# Given problem:
Set down every entry word for word. Omit the pictures.

# Provided material:

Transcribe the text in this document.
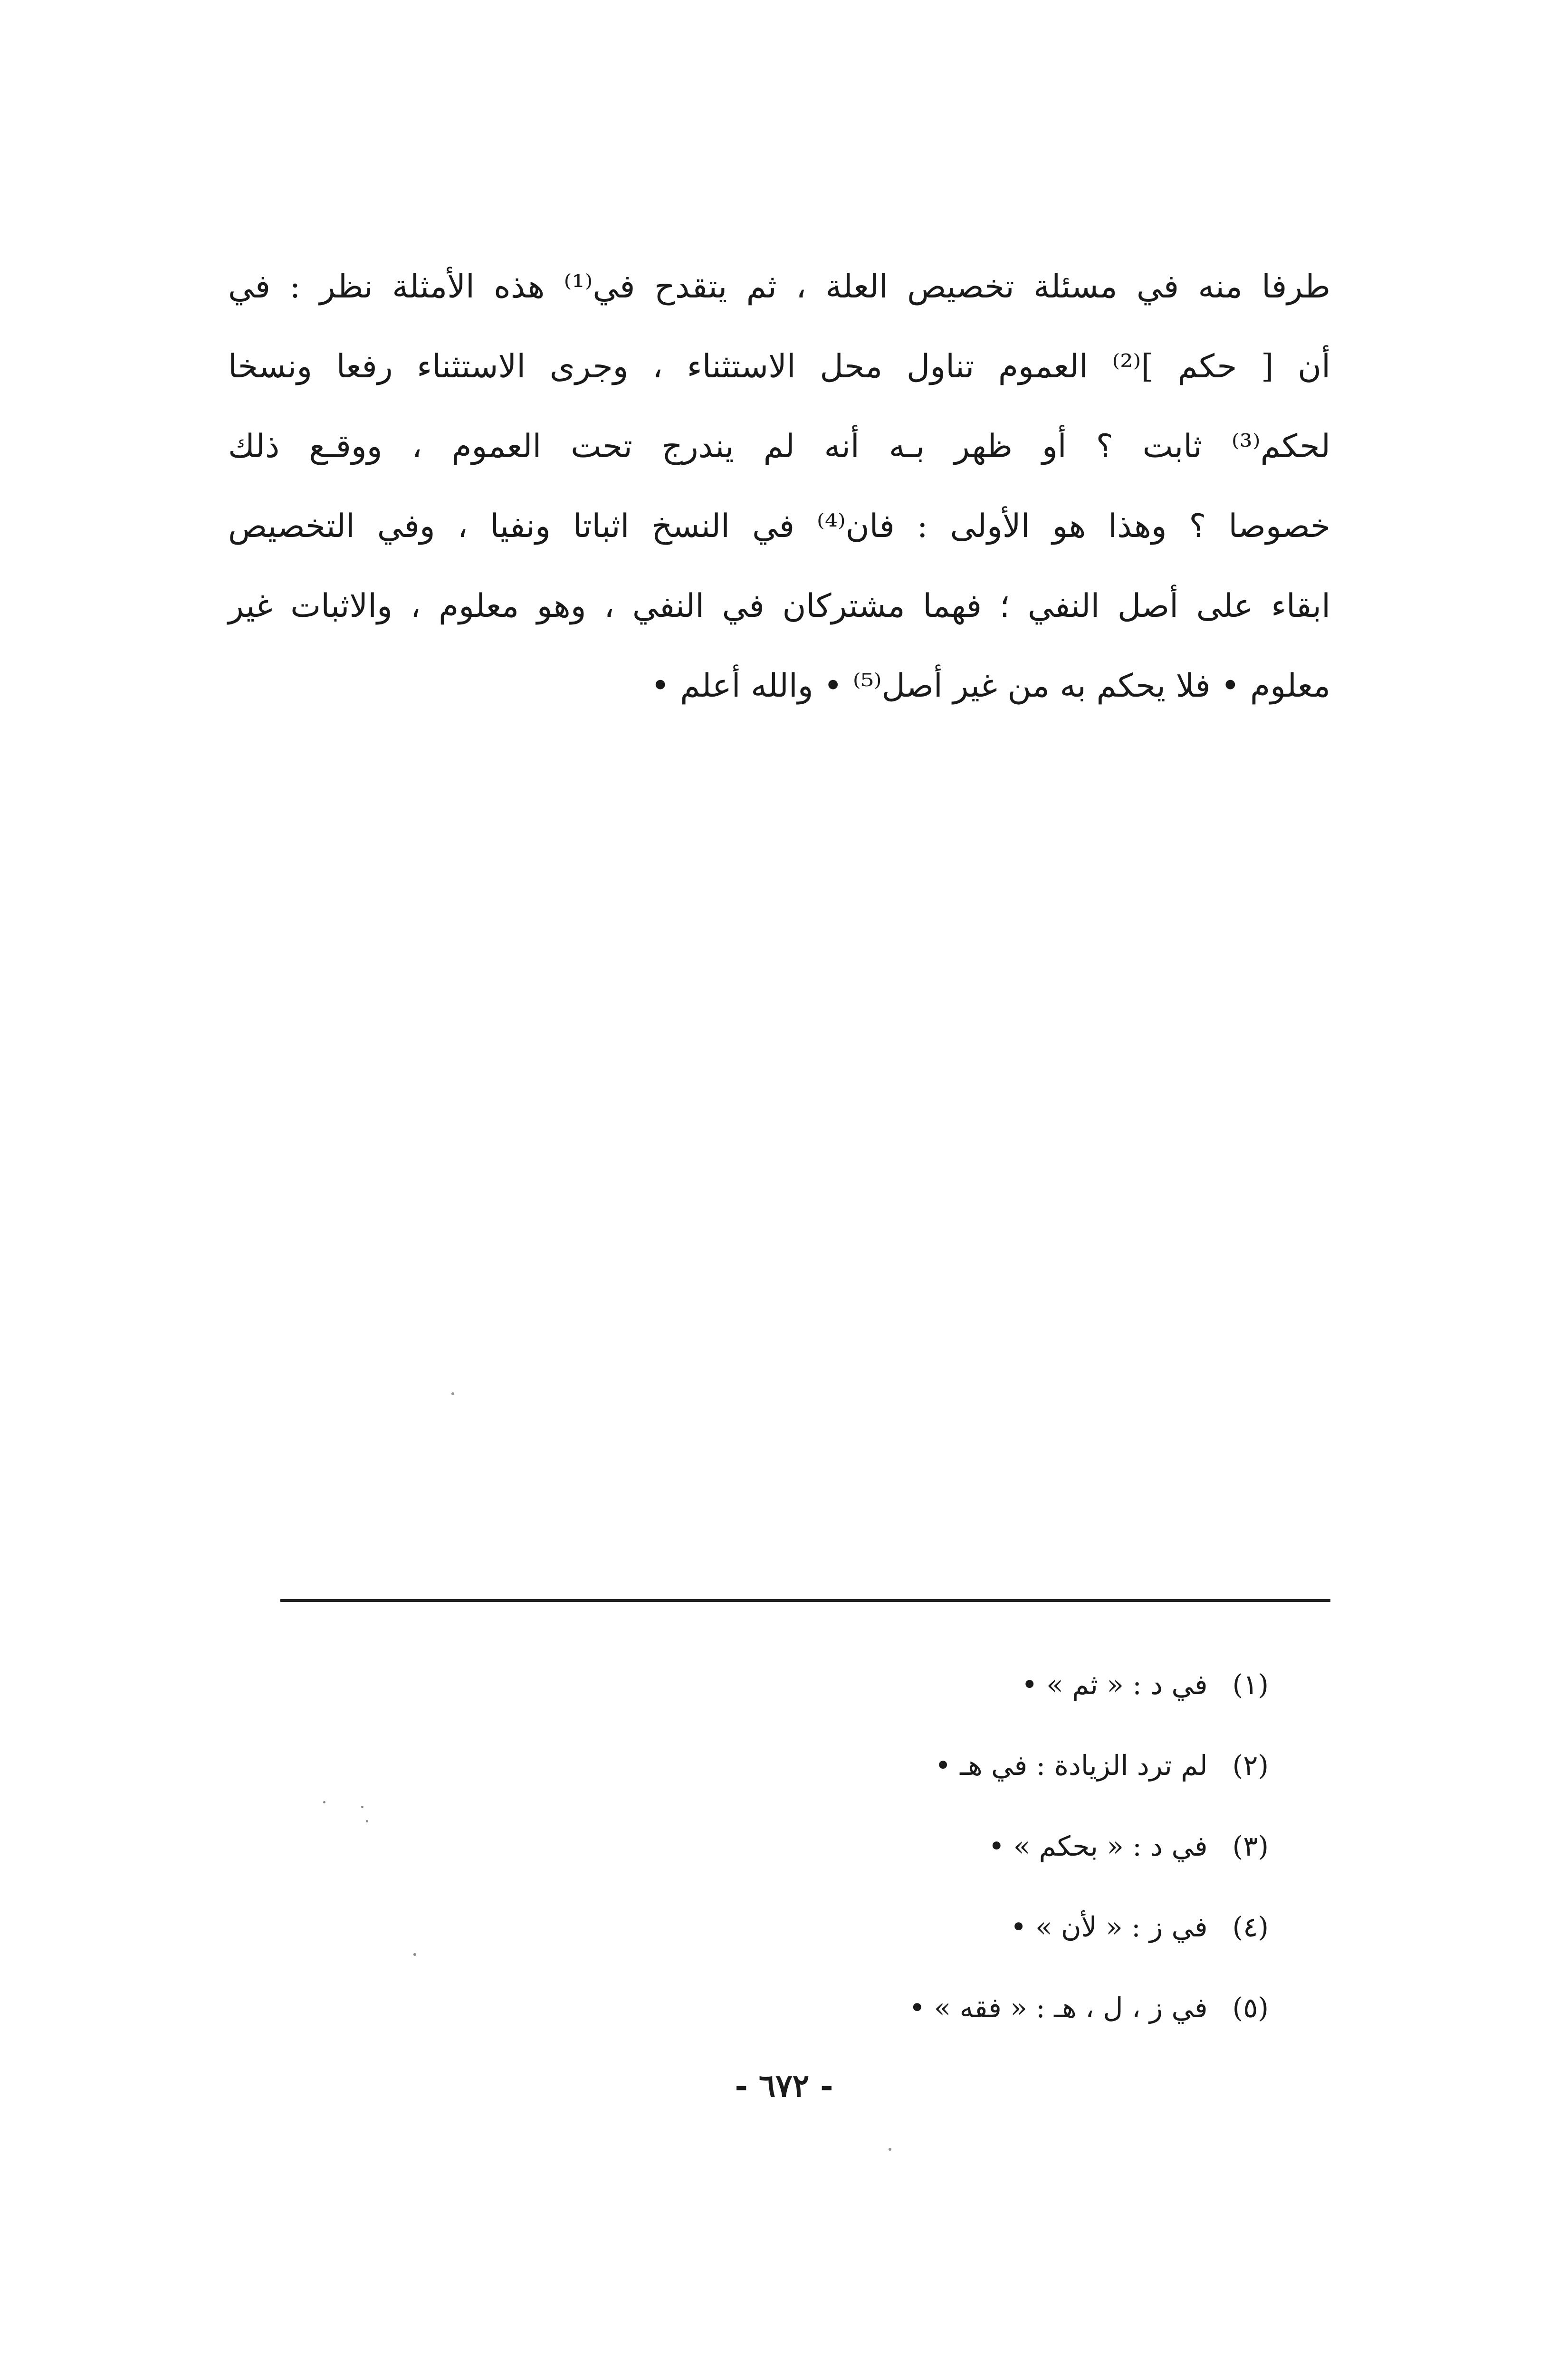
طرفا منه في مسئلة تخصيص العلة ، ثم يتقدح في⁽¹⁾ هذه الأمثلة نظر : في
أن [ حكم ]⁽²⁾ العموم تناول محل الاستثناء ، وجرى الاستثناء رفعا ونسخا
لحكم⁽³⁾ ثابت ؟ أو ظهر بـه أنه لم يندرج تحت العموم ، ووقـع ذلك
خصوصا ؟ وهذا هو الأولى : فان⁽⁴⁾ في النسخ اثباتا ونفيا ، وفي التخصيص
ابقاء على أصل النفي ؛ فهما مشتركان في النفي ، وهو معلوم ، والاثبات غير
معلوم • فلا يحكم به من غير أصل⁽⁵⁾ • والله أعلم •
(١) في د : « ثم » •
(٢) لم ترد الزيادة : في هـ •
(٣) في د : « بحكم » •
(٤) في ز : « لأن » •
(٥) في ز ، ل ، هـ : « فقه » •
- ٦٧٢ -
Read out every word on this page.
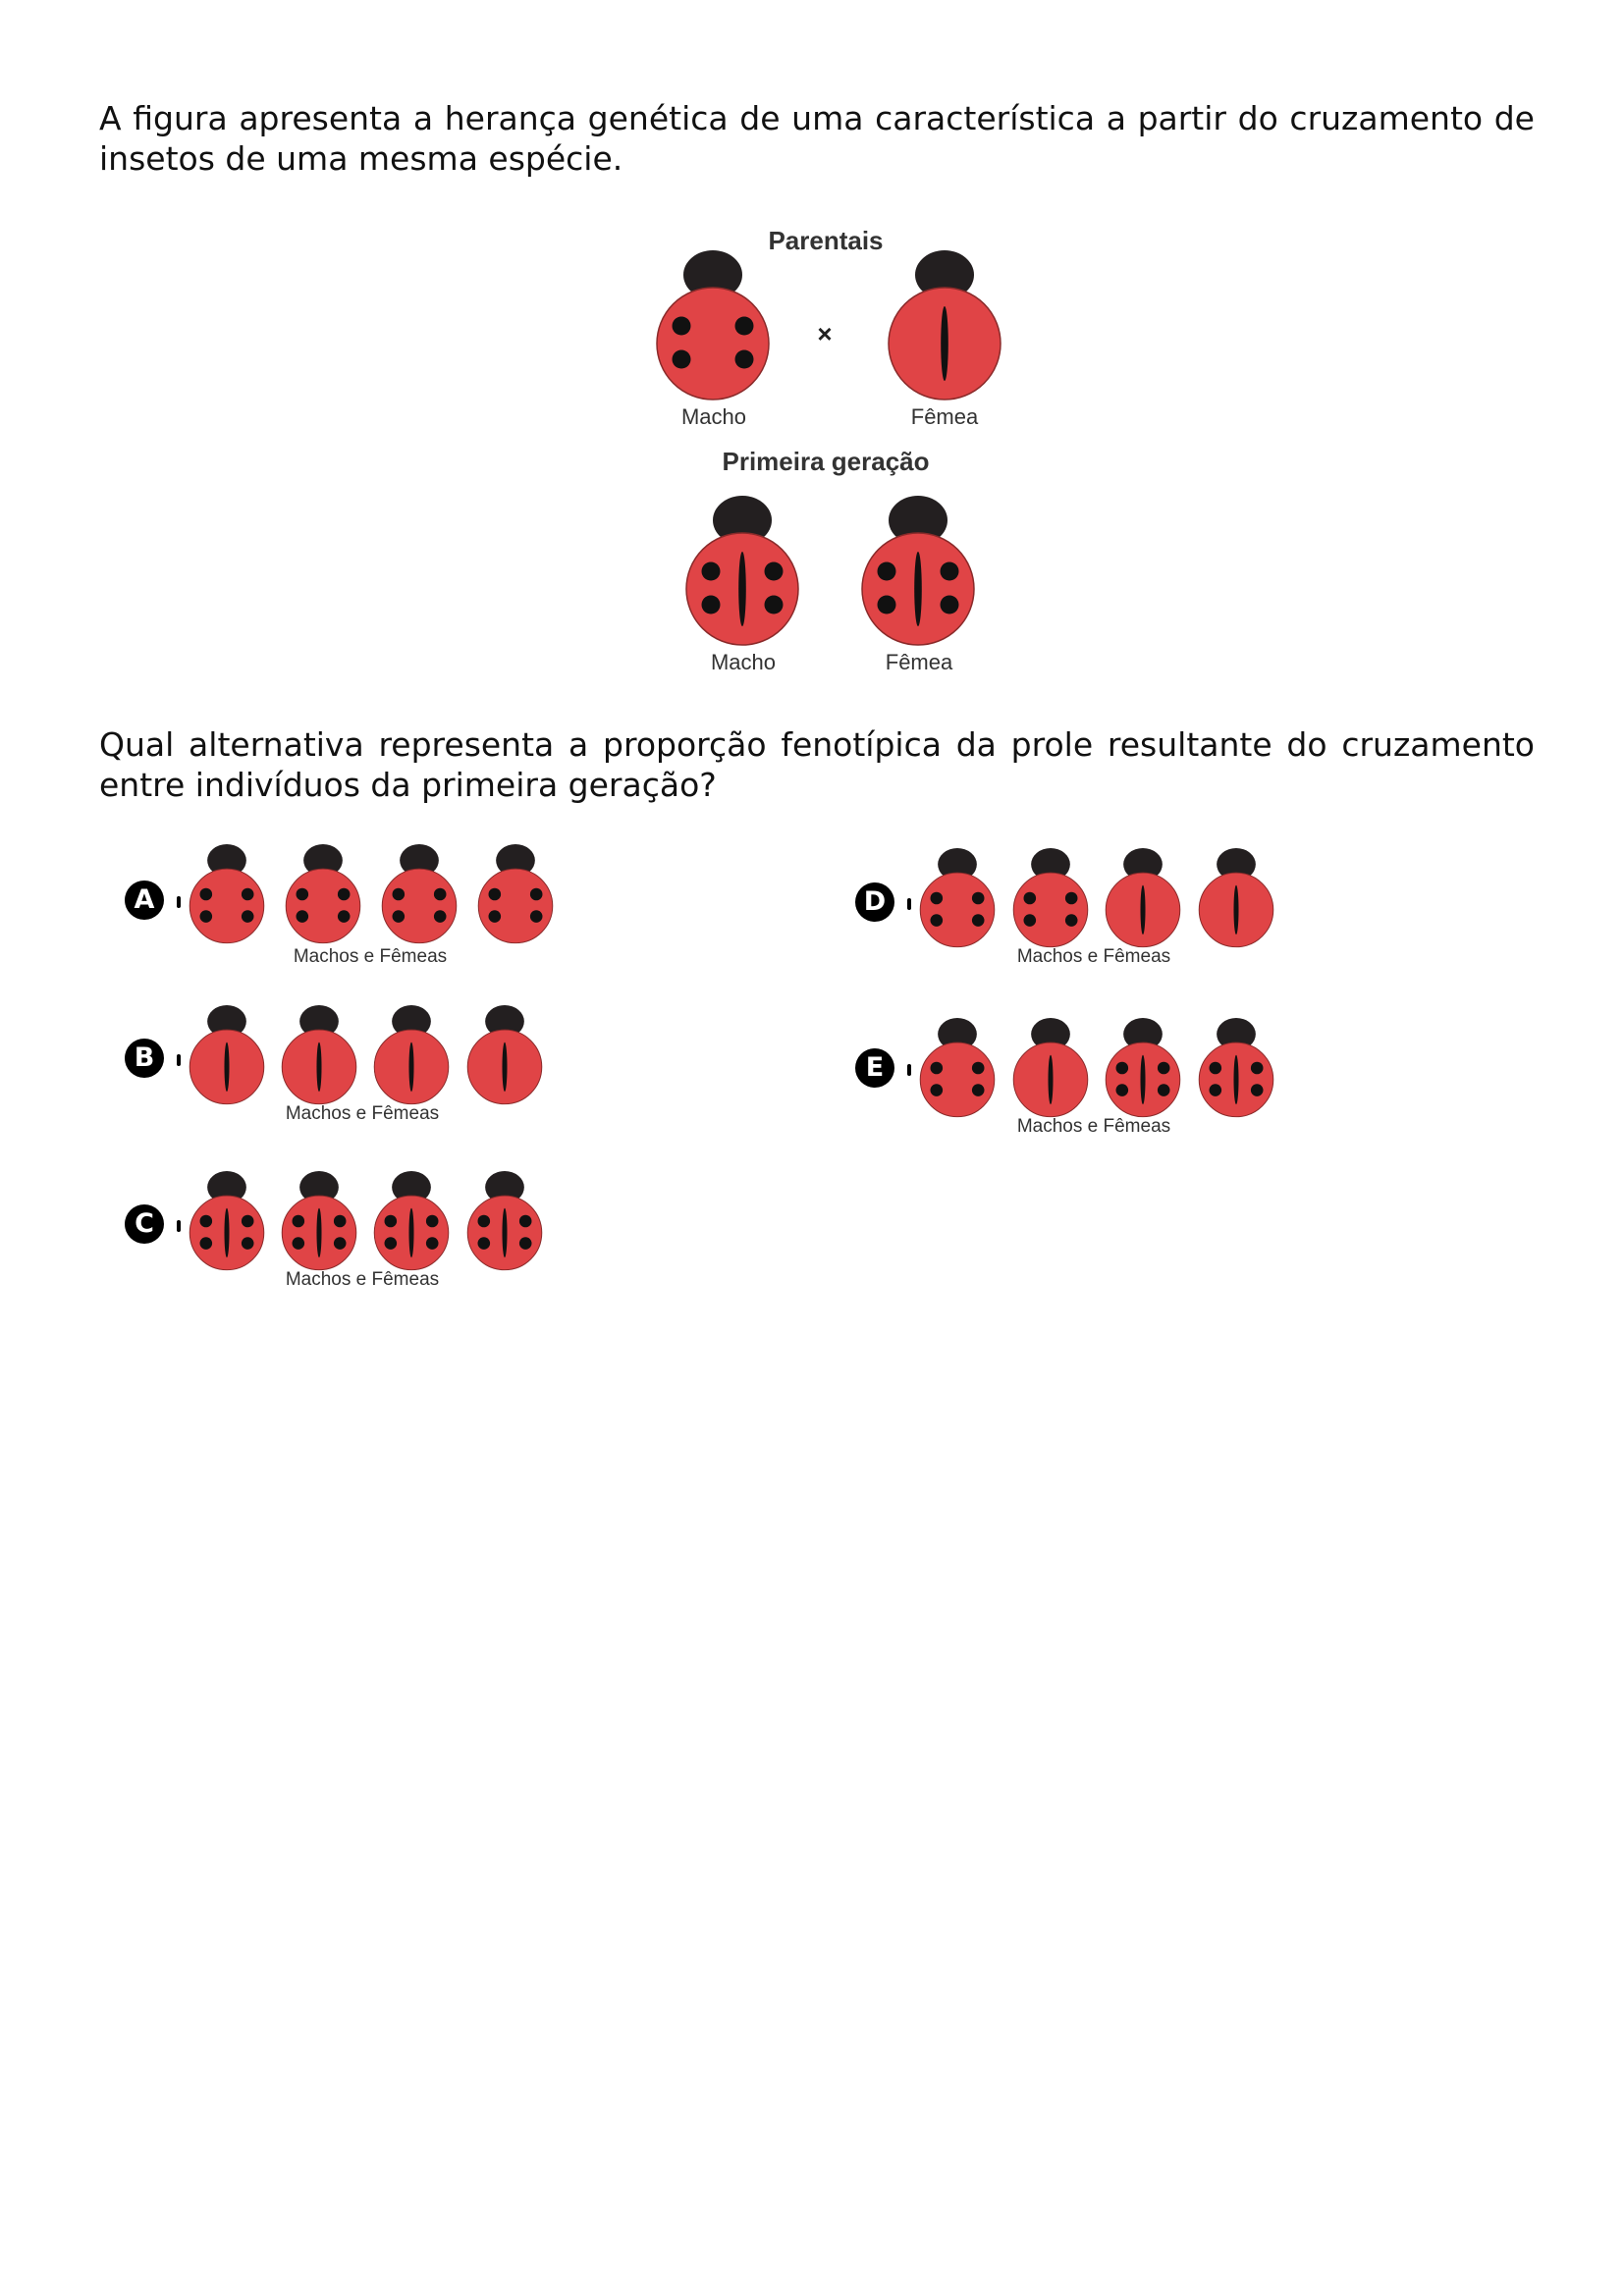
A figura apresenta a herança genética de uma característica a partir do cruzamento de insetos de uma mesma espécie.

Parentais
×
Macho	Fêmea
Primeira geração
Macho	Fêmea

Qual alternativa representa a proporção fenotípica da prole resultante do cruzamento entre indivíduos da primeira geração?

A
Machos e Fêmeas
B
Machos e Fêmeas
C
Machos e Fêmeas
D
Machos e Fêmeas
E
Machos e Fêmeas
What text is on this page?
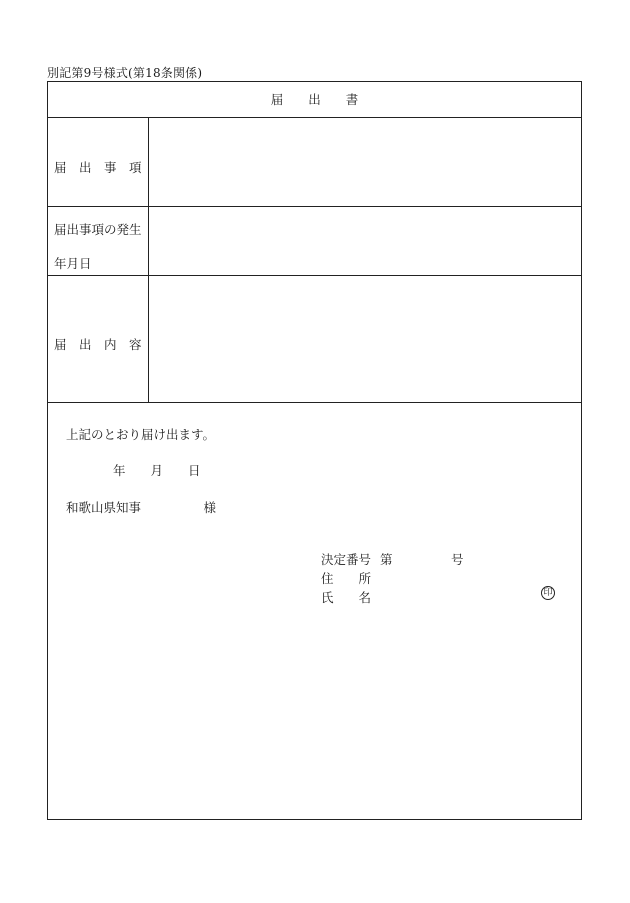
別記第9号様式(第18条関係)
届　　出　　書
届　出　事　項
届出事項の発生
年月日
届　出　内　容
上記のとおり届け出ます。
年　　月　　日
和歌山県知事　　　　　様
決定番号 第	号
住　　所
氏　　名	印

# Expected answer:
Transcribe the text in this document.
طرفا منه في مسئلة تخصيص العلة ، ثم يتقدح في⁽¹⁾ هذه الأمثلة نظر : في
أن [ حكم ]⁽²⁾ العموم تناول محل الاستثناء ، وجرى الاستثناء رفعا ونسخا
لحكم⁽³⁾ ثابت ؟ أو ظهر بـه أنه لم يندرج تحت العموم ، ووقـع ذلك
خصوصا ؟ وهذا هو الأولى : فان⁽⁴⁾ في النسخ اثباتا ونفيا ، وفي التخصيص
ابقاء على أصل النفي ؛ فهما مشتركان في النفي ، وهو معلوم ، والاثبات غير
معلوم • فلا يحكم به من غير أصل⁽⁵⁾ • والله أعلم •
(١) في د : « ثم » •
(٢) لم ترد الزيادة : في هـ •
(٣) في د : « بحكم » •
(٤) في ز : « لأن » •
(٥) في ز ، ل ، هـ : « فقه » •
- ٦٧٢ -
Read out every word on this page.
A figura apresenta a herança genética de uma característica a partir do cruzamento de insetos de uma mesma espécie.

Parentais
×
Macho	Fêmea
Primeira geração
Macho	Fêmea

Qual alternativa representa a proporção fenotípica da prole resultante do cruzamento entre indivíduos da primeira geração?

A
Machos e Fêmeas
B
Machos e Fêmeas
C
Machos e Fêmeas
D
Machos e Fêmeas
E
Machos e Fêmeas
What text is on this page?
別記第9号様式(第18条関係)
届　　出　　書
届　出　事　項
届出事項の発生
年月日
届　出　内　容
上記のとおり届け出ます。
年　　月　　日
和歌山県知事　　　　　様
決定番号 第	号
住　　所
氏　　名	印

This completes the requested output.